» **Records supplied**

________

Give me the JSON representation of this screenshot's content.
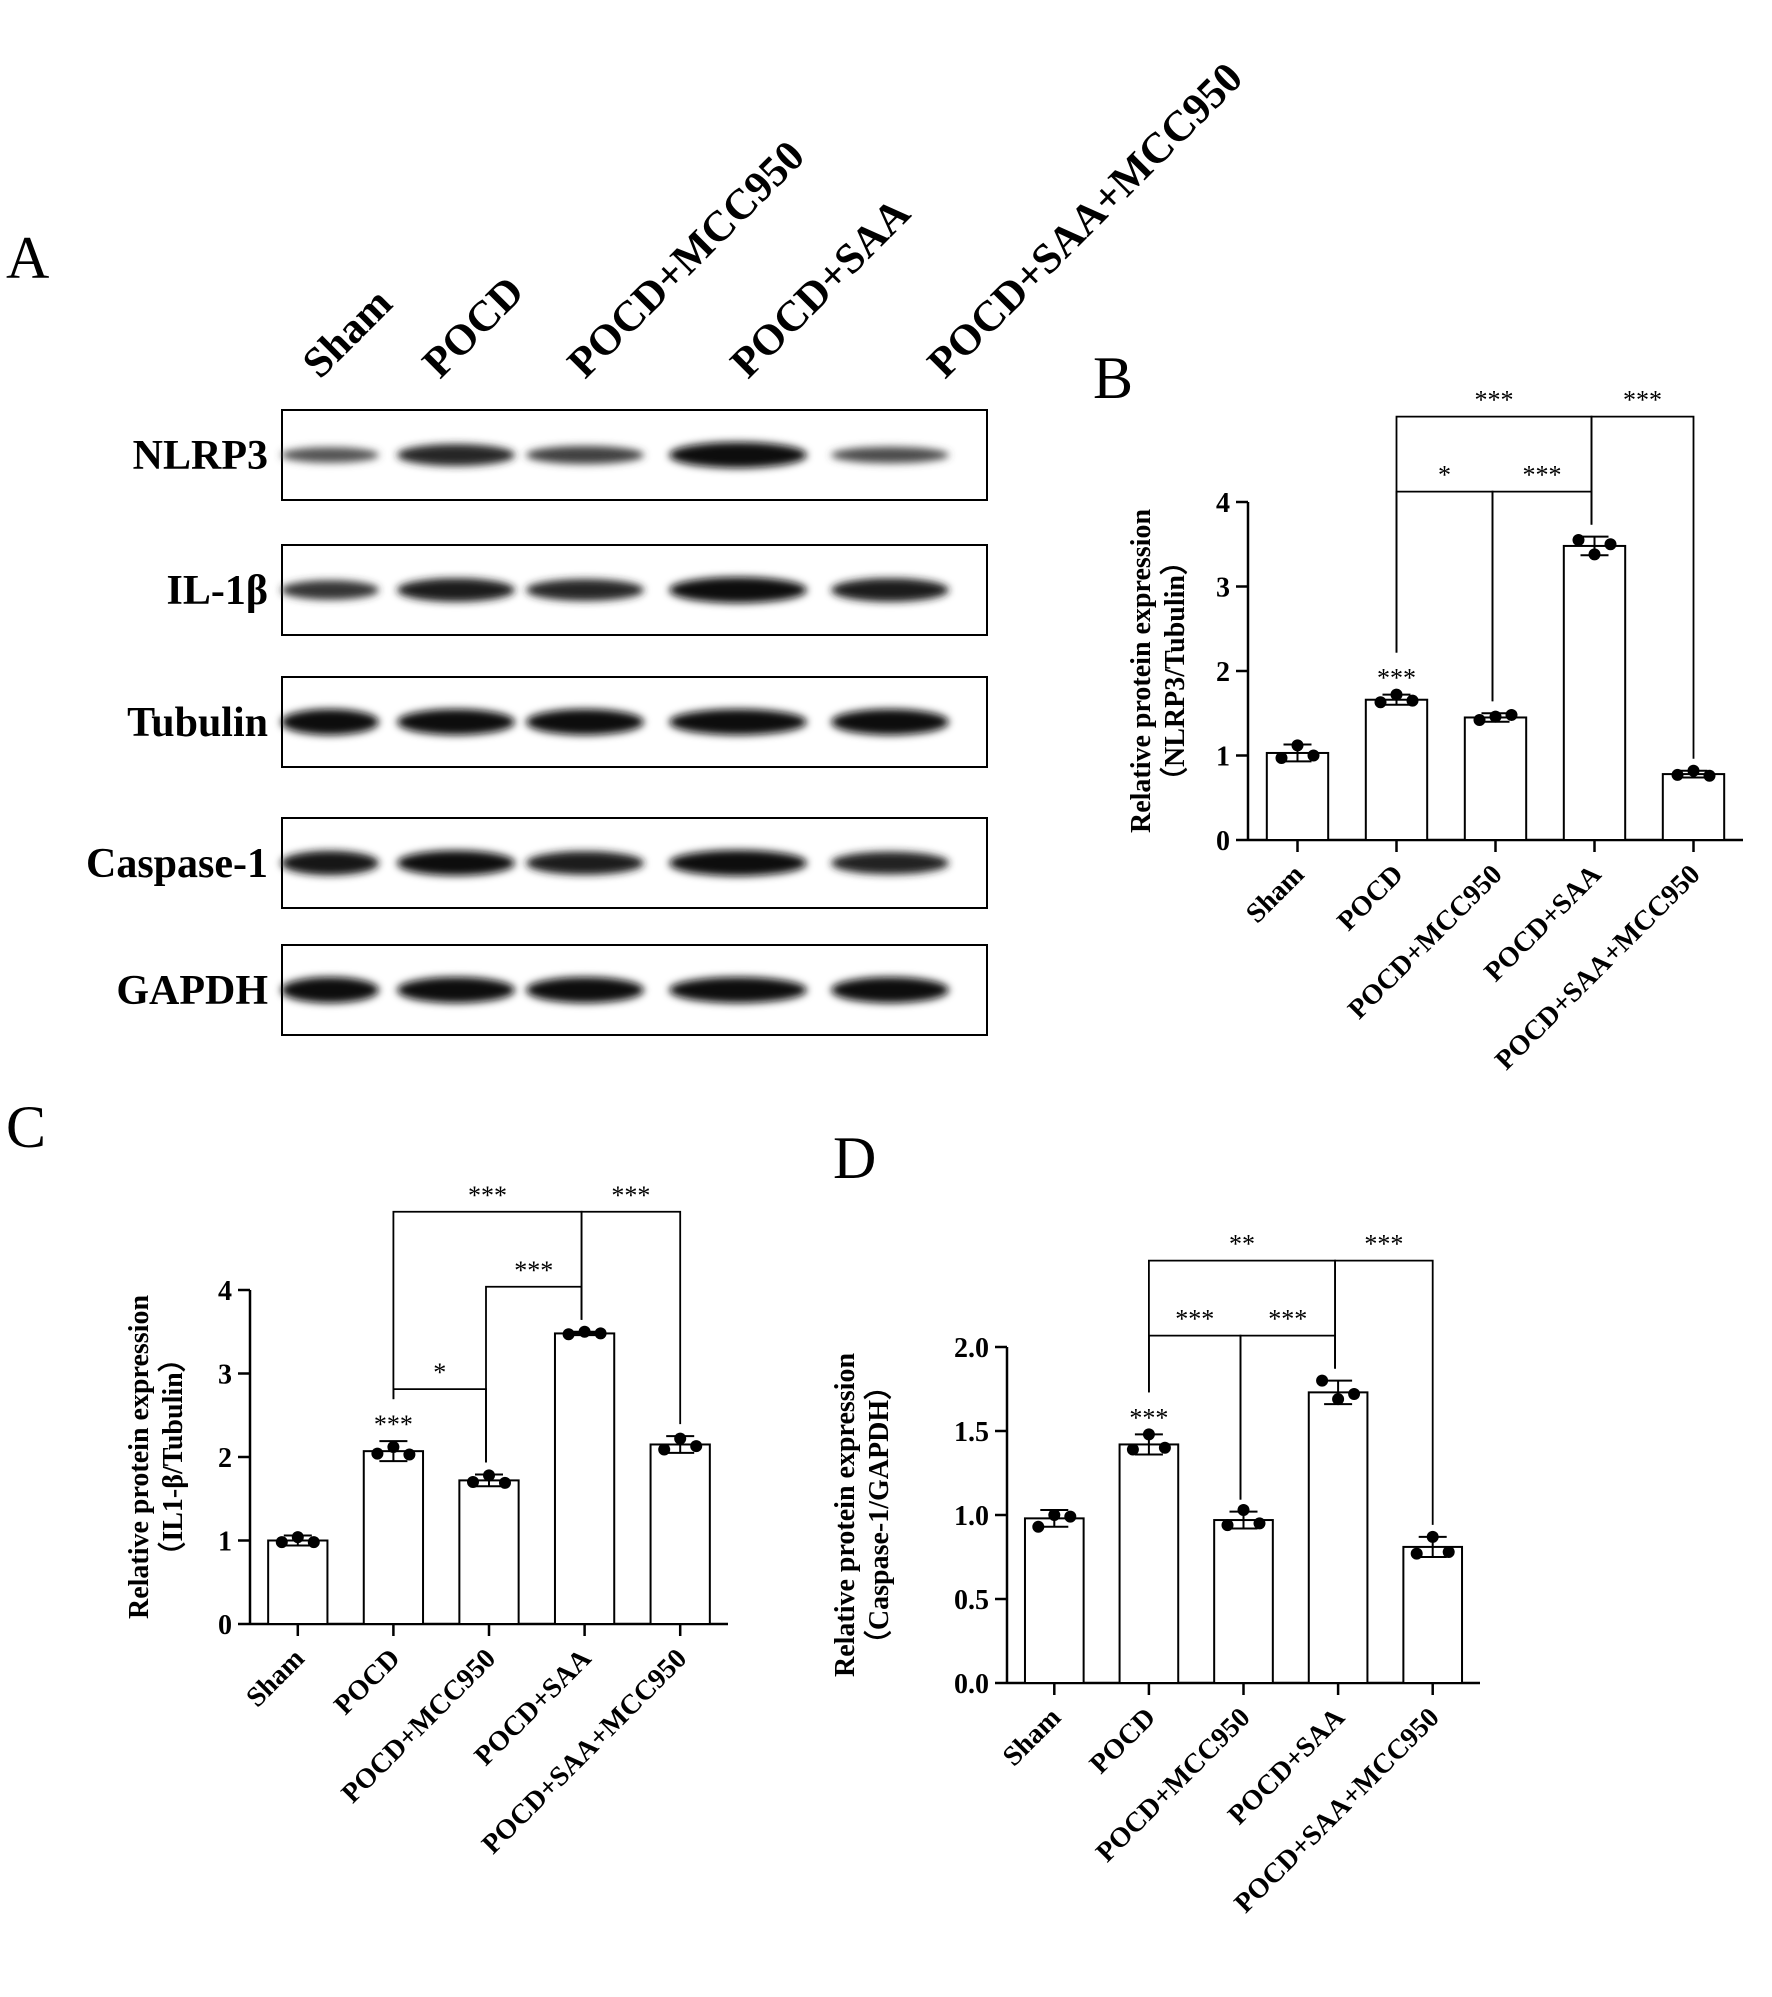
{
  "panels": {
    "A": "A",
    "B": "B",
    "C": "C",
    "D": "D"
  },
  "blot": {
    "lanes": [
      "Sham",
      "POCD",
      "POCD+MCC950",
      "POCD+SAA",
      "POCD+SAA+MCC950"
    ],
    "rows": [
      {
        "protein": "NLRP3",
        "intensity": [
          0.35,
          0.75,
          0.5,
          1.0,
          0.4
        ]
      },
      {
        "protein": "IL-1β",
        "intensity": [
          0.6,
          0.85,
          0.75,
          1.0,
          0.85
        ]
      },
      {
        "protein": "Tubulin",
        "intensity": [
          1.0,
          1.0,
          1.0,
          1.0,
          1.0
        ]
      },
      {
        "protein": "Caspase-1",
        "intensity": [
          0.9,
          0.95,
          0.85,
          1.0,
          0.8
        ]
      },
      {
        "protein": "GAPDH",
        "intensity": [
          1.0,
          1.0,
          1.0,
          1.0,
          1.0
        ]
      }
    ]
  },
  "chart_data": [
    {
      "panel": "B",
      "type": "bar",
      "ylabel_line1": "Relative protein expression",
      "ylabel_line2": "（NLRP3/Tubulin）",
      "categories": [
        "Sham",
        "POCD",
        "POCD+MCC950",
        "POCD+SAA",
        "POCD+SAA+MCC950"
      ],
      "values": [
        1.03,
        1.66,
        1.45,
        3.48,
        0.78
      ],
      "errors": [
        0.1,
        0.06,
        0.05,
        0.11,
        0.04
      ],
      "points": [
        [
          0.97,
          1.12,
          1.0
        ],
        [
          1.63,
          1.72,
          1.65
        ],
        [
          1.42,
          1.46,
          1.48
        ],
        [
          3.55,
          3.38,
          3.5
        ],
        [
          0.77,
          0.82,
          0.76
        ]
      ],
      "ylim": [
        0,
        4
      ],
      "yticks": [
        "0",
        "1",
        "2",
        "3",
        "4"
      ],
      "bar_annotations": [
        {
          "index": 1,
          "text": "***"
        }
      ],
      "brackets": [
        {
          "from": 1,
          "to": 2,
          "text": "*",
          "level": 1
        },
        {
          "from": 2,
          "to": 3,
          "text": "***",
          "level": 1
        },
        {
          "from": 1,
          "to": 3,
          "text": "***",
          "level": 2
        },
        {
          "from": 3,
          "to": 4,
          "text": "***",
          "level": 2
        }
      ]
    },
    {
      "panel": "C",
      "type": "bar",
      "ylabel_line1": "Relative protein expression",
      "ylabel_line2": "（IL1-β/Tubulin）",
      "categories": [
        "Sham",
        "POCD",
        "POCD+MCC950",
        "POCD+SAA",
        "POCD+SAA+MCC950"
      ],
      "values": [
        1.0,
        2.07,
        1.72,
        3.48,
        2.15
      ],
      "errors": [
        0.06,
        0.12,
        0.07,
        0.02,
        0.1
      ],
      "points": [
        [
          0.98,
          1.04,
          0.98
        ],
        [
          2.04,
          2.12,
          2.03
        ],
        [
          1.7,
          1.78,
          1.69
        ],
        [
          3.47,
          3.5,
          3.48
        ],
        [
          2.09,
          2.22,
          2.13
        ]
      ],
      "ylim": [
        0,
        4
      ],
      "yticks": [
        "0",
        "1",
        "2",
        "3",
        "4"
      ],
      "bar_annotations": [
        {
          "index": 1,
          "text": "***"
        }
      ],
      "brackets": [
        {
          "from": 1,
          "to": 2,
          "text": "*",
          "level": 0
        },
        {
          "from": 2,
          "to": 3,
          "text": "***",
          "level": 1
        },
        {
          "from": 1,
          "to": 3,
          "text": "***",
          "level": 2
        },
        {
          "from": 3,
          "to": 4,
          "text": "***",
          "level": 2
        }
      ]
    },
    {
      "panel": "D",
      "type": "bar",
      "ylabel_line1": "Relative protein expression",
      "ylabel_line2": "（Caspase-1/GAPDH）",
      "categories": [
        "Sham",
        "POCD",
        "POCD+MCC950",
        "POCD+SAA",
        "POCD+SAA+MCC950"
      ],
      "values": [
        0.98,
        1.42,
        0.97,
        1.73,
        0.81
      ],
      "errors": [
        0.05,
        0.06,
        0.05,
        0.07,
        0.06
      ],
      "points": [
        [
          0.93,
          1.0,
          0.99
        ],
        [
          1.39,
          1.48,
          1.4
        ],
        [
          0.94,
          1.03,
          0.95
        ],
        [
          1.8,
          1.69,
          1.72
        ],
        [
          0.77,
          0.87,
          0.78
        ]
      ],
      "ylim": [
        0,
        2.0
      ],
      "yticks": [
        "0.0",
        "0.5",
        "1.0",
        "1.5",
        "2.0"
      ],
      "bar_annotations": [
        {
          "index": 1,
          "text": "***"
        }
      ],
      "brackets": [
        {
          "from": 1,
          "to": 2,
          "text": "***",
          "level": 1
        },
        {
          "from": 2,
          "to": 3,
          "text": "***",
          "level": 1
        },
        {
          "from": 1,
          "to": 3,
          "text": "**",
          "level": 2
        },
        {
          "from": 3,
          "to": 4,
          "text": "***",
          "level": 2
        }
      ]
    }
  ]
}
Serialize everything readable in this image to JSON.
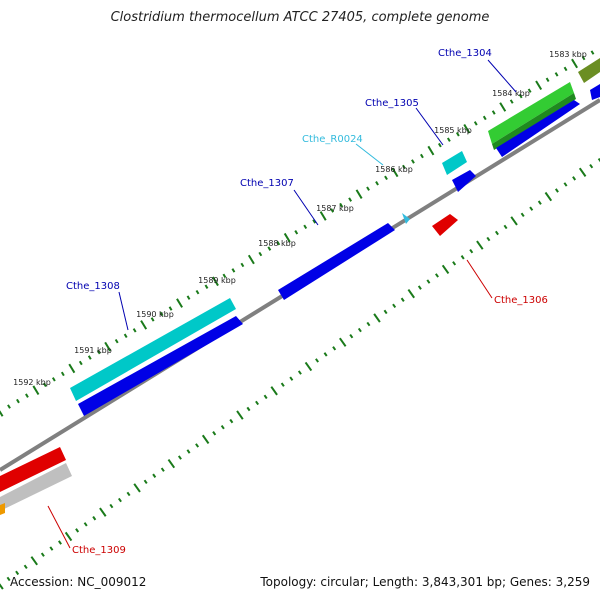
{
  "title": "Clostridium thermocellum ATCC 27405, complete genome",
  "footer": {
    "accession": "Accession: NC_009012",
    "topology": "Topology: circular; Length: 3,843,301 bp; Genes: 3,259"
  },
  "colors": {
    "backbone": "#808080",
    "minor_tick": "#1a7a1a",
    "major_tick": "#0d6b0d",
    "forward_cds": "#00c8c8",
    "reverse_cds": "#0000e6",
    "rrna_trna": "#33cc33",
    "reverse_feature": "#e00000",
    "olive_feature": "#6b8e23",
    "gray_feature": "#bfbfbf",
    "label_blue": "#0000b0",
    "label_cyan": "#33bbdd",
    "label_red": "#cc0000"
  },
  "scale_labels": [
    "1583 kbp",
    "1584 kbp",
    "1585 kbp",
    "1586 kbp",
    "1587 kbp",
    "1588 kbp",
    "1589 kbp",
    "1590 kbp",
    "1591 kbp",
    "1592 kbp"
  ],
  "gene_labels": {
    "cthe_1304": "Cthe_1304",
    "cthe_1305": "Cthe_1305",
    "cthe_r0024": "Cthe_R0024",
    "cthe_1307": "Cthe_1307",
    "cthe_1306": "Cthe_1306",
    "cthe_1308": "Cthe_1308",
    "cthe_1309": "Cthe_1309"
  }
}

________

» **Task directions**
Leave out the pictures and print each record exactly as it stands.

» **Answer for the task**
Give me the JSON representation of this screenshot's content.
{
  "panels": {
    "A": "A",
    "B": "B",
    "C": "C",
    "D": "D"
  },
  "blot": {
    "lanes": [
      "Sham",
      "POCD",
      "POCD+MCC950",
      "POCD+SAA",
      "POCD+SAA+MCC950"
    ],
    "rows": [
      {
        "protein": "NLRP3",
        "intensity": [
          0.35,
          0.75,
          0.5,
          1.0,
          0.4
        ]
      },
      {
        "protein": "IL-1β",
        "intensity": [
          0.6,
          0.85,
          0.75,
          1.0,
          0.85
        ]
      },
      {
        "protein": "Tubulin",
        "intensity": [
          1.0,
          1.0,
          1.0,
          1.0,
          1.0
        ]
      },
      {
        "protein": "Caspase-1",
        "intensity": [
          0.9,
          0.95,
          0.85,
          1.0,
          0.8
        ]
      },
      {
        "protein": "GAPDH",
        "intensity": [
          1.0,
          1.0,
          1.0,
          1.0,
          1.0
        ]
      }
    ]
  },
  "chart_data": [
    {
      "panel": "B",
      "type": "bar",
      "ylabel_line1": "Relative protein expression",
      "ylabel_line2": "（NLRP3/Tubulin）",
      "categories": [
        "Sham",
        "POCD",
        "POCD+MCC950",
        "POCD+SAA",
        "POCD+SAA+MCC950"
      ],
      "values": [
        1.03,
        1.66,
        1.45,
        3.48,
        0.78
      ],
      "errors": [
        0.1,
        0.06,
        0.05,
        0.11,
        0.04
      ],
      "points": [
        [
          0.97,
          1.12,
          1.0
        ],
        [
          1.63,
          1.72,
          1.65
        ],
        [
          1.42,
          1.46,
          1.48
        ],
        [
          3.55,
          3.38,
          3.5
        ],
        [
          0.77,
          0.82,
          0.76
        ]
      ],
      "ylim": [
        0,
        4
      ],
      "yticks": [
        "0",
        "1",
        "2",
        "3",
        "4"
      ],
      "bar_annotations": [
        {
          "index": 1,
          "text": "***"
        }
      ],
      "brackets": [
        {
          "from": 1,
          "to": 2,
          "text": "*",
          "level": 1
        },
        {
          "from": 2,
          "to": 3,
          "text": "***",
          "level": 1
        },
        {
          "from": 1,
          "to": 3,
          "text": "***",
          "level": 2
        },
        {
          "from": 3,
          "to": 4,
          "text": "***",
          "level": 2
        }
      ]
    },
    {
      "panel": "C",
      "type": "bar",
      "ylabel_line1": "Relative protein expression",
      "ylabel_line2": "（IL1-β/Tubulin）",
      "categories": [
        "Sham",
        "POCD",
        "POCD+MCC950",
        "POCD+SAA",
        "POCD+SAA+MCC950"
      ],
      "values": [
        1.0,
        2.07,
        1.72,
        3.48,
        2.15
      ],
      "errors": [
        0.06,
        0.12,
        0.07,
        0.02,
        0.1
      ],
      "points": [
        [
          0.98,
          1.04,
          0.98
        ],
        [
          2.04,
          2.12,
          2.03
        ],
        [
          1.7,
          1.78,
          1.69
        ],
        [
          3.47,
          3.5,
          3.48
        ],
        [
          2.09,
          2.22,
          2.13
        ]
      ],
      "ylim": [
        0,
        4
      ],
      "yticks": [
        "0",
        "1",
        "2",
        "3",
        "4"
      ],
      "bar_annotations": [
        {
          "index": 1,
          "text": "***"
        }
      ],
      "brackets": [
        {
          "from": 1,
          "to": 2,
          "text": "*",
          "level": 0
        },
        {
          "from": 2,
          "to": 3,
          "text": "***",
          "level": 1
        },
        {
          "from": 1,
          "to": 3,
          "text": "***",
          "level": 2
        },
        {
          "from": 3,
          "to": 4,
          "text": "***",
          "level": 2
        }
      ]
    },
    {
      "panel": "D",
      "type": "bar",
      "ylabel_line1": "Relative protein expression",
      "ylabel_line2": "（Caspase-1/GAPDH）",
      "categories": [
        "Sham",
        "POCD",
        "POCD+MCC950",
        "POCD+SAA",
        "POCD+SAA+MCC950"
      ],
      "values": [
        0.98,
        1.42,
        0.97,
        1.73,
        0.81
      ],
      "errors": [
        0.05,
        0.06,
        0.05,
        0.07,
        0.06
      ],
      "points": [
        [
          0.93,
          1.0,
          0.99
        ],
        [
          1.39,
          1.48,
          1.4
        ],
        [
          0.94,
          1.03,
          0.95
        ],
        [
          1.8,
          1.69,
          1.72
        ],
        [
          0.77,
          0.87,
          0.78
        ]
      ],
      "ylim": [
        0,
        2.0
      ],
      "yticks": [
        "0.0",
        "0.5",
        "1.0",
        "1.5",
        "2.0"
      ],
      "bar_annotations": [
        {
          "index": 1,
          "text": "***"
        }
      ],
      "brackets": [
        {
          "from": 1,
          "to": 2,
          "text": "***",
          "level": 1
        },
        {
          "from": 2,
          "to": 3,
          "text": "***",
          "level": 1
        },
        {
          "from": 1,
          "to": 3,
          "text": "**",
          "level": 2
        },
        {
          "from": 3,
          "to": 4,
          "text": "***",
          "level": 2
        }
      ]
    }
  ]
}
Serialize everything readable in this image to JSON.
{
  "title": "Clostridium thermocellum ATCC 27405, complete genome",
  "footer": {
    "accession": "Accession: NC_009012",
    "topology": "Topology: circular; Length: 3,843,301 bp; Genes: 3,259"
  },
  "colors": {
    "backbone": "#808080",
    "minor_tick": "#1a7a1a",
    "major_tick": "#0d6b0d",
    "forward_cds": "#00c8c8",
    "reverse_cds": "#0000e6",
    "rrna_trna": "#33cc33",
    "reverse_feature": "#e00000",
    "olive_feature": "#6b8e23",
    "gray_feature": "#bfbfbf",
    "label_blue": "#0000b0",
    "label_cyan": "#33bbdd",
    "label_red": "#cc0000"
  },
  "scale_labels": [
    "1583 kbp",
    "1584 kbp",
    "1585 kbp",
    "1586 kbp",
    "1587 kbp",
    "1588 kbp",
    "1589 kbp",
    "1590 kbp",
    "1591 kbp",
    "1592 kbp"
  ],
  "gene_labels": {
    "cthe_1304": "Cthe_1304",
    "cthe_1305": "Cthe_1305",
    "cthe_r0024": "Cthe_R0024",
    "cthe_1307": "Cthe_1307",
    "cthe_1306": "Cthe_1306",
    "cthe_1308": "Cthe_1308",
    "cthe_1309": "Cthe_1309"
  }
}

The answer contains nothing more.